## Begin INFORMATION SHOWN
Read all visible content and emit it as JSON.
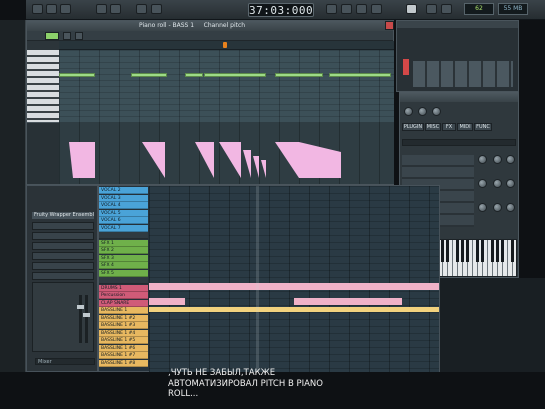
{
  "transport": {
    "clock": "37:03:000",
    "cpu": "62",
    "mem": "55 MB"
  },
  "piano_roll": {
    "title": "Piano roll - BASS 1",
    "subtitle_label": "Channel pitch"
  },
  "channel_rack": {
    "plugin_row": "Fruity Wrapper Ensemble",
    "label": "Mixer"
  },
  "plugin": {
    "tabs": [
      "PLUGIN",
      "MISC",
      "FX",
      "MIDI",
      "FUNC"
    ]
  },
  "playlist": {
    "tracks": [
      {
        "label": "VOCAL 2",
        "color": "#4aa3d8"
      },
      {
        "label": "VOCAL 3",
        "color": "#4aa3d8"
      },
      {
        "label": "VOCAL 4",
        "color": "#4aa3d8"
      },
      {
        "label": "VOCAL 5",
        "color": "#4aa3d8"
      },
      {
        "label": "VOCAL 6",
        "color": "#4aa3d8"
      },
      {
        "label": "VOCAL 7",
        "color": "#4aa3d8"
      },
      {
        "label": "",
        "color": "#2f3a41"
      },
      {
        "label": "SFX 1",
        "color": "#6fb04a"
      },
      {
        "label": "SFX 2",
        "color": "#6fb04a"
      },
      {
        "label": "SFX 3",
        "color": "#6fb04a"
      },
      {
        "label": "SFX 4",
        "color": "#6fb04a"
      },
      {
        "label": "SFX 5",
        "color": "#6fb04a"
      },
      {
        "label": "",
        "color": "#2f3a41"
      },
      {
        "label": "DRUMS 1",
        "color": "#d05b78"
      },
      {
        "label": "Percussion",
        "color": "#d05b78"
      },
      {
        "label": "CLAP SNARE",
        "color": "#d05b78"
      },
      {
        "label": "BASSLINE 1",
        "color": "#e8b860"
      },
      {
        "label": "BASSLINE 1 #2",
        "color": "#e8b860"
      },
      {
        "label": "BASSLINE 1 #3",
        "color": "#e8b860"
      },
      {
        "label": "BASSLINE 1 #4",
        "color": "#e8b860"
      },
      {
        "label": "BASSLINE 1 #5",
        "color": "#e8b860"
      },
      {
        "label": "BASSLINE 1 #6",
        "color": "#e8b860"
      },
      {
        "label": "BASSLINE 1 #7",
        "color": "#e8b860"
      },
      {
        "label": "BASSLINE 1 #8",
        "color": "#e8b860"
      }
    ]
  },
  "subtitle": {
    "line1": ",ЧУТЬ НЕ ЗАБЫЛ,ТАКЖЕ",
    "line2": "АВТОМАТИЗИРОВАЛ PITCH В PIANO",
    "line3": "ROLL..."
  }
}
## End INFORMATION SHOWN
## Begin INFORMATION SHOWN
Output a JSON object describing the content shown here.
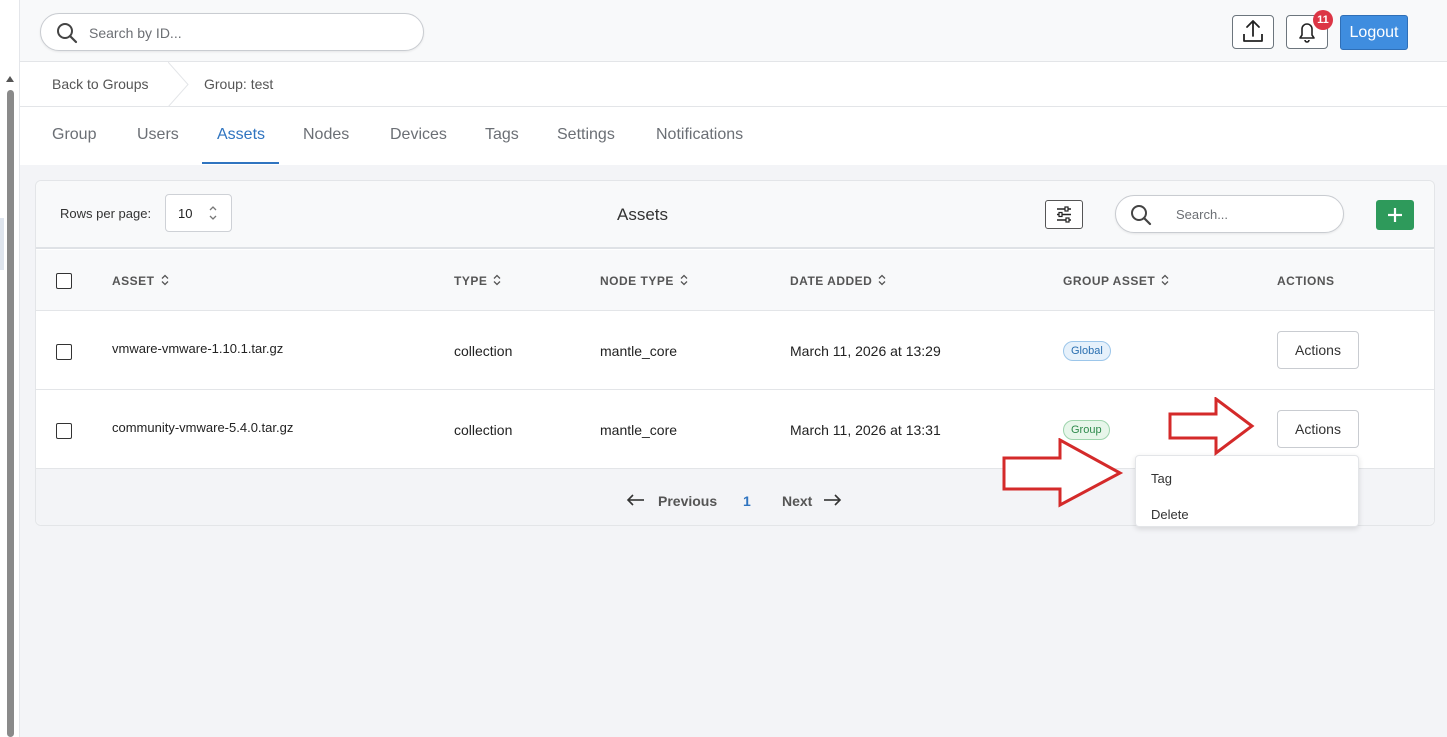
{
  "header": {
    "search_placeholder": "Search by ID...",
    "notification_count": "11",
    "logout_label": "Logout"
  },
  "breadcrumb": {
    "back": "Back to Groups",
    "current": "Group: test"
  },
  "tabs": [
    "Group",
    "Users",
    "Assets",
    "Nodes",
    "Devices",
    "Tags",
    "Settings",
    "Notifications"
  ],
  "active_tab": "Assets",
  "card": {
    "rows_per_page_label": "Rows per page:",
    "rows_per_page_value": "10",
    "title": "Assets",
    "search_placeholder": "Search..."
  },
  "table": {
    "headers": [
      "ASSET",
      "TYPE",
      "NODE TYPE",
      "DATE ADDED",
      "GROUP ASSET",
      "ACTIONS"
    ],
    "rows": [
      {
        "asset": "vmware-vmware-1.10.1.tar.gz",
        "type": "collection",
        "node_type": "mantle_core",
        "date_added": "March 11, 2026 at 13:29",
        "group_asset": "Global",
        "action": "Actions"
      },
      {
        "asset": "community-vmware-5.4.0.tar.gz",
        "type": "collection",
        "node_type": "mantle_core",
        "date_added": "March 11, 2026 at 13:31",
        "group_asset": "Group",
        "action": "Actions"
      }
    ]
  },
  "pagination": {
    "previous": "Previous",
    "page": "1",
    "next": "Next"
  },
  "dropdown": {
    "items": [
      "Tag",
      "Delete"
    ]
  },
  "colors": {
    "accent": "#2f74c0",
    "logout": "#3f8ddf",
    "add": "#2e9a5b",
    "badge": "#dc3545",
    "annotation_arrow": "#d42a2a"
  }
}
## End INFORMATION SHOWN
PROMPT ▸
Copy out each line of the data where the string "March" appears.

COMPLETE OUTPUT ▸
        "date_added": "March 11, 2026 at 13:29",
        "date_added": "March 11, 2026 at 13:31",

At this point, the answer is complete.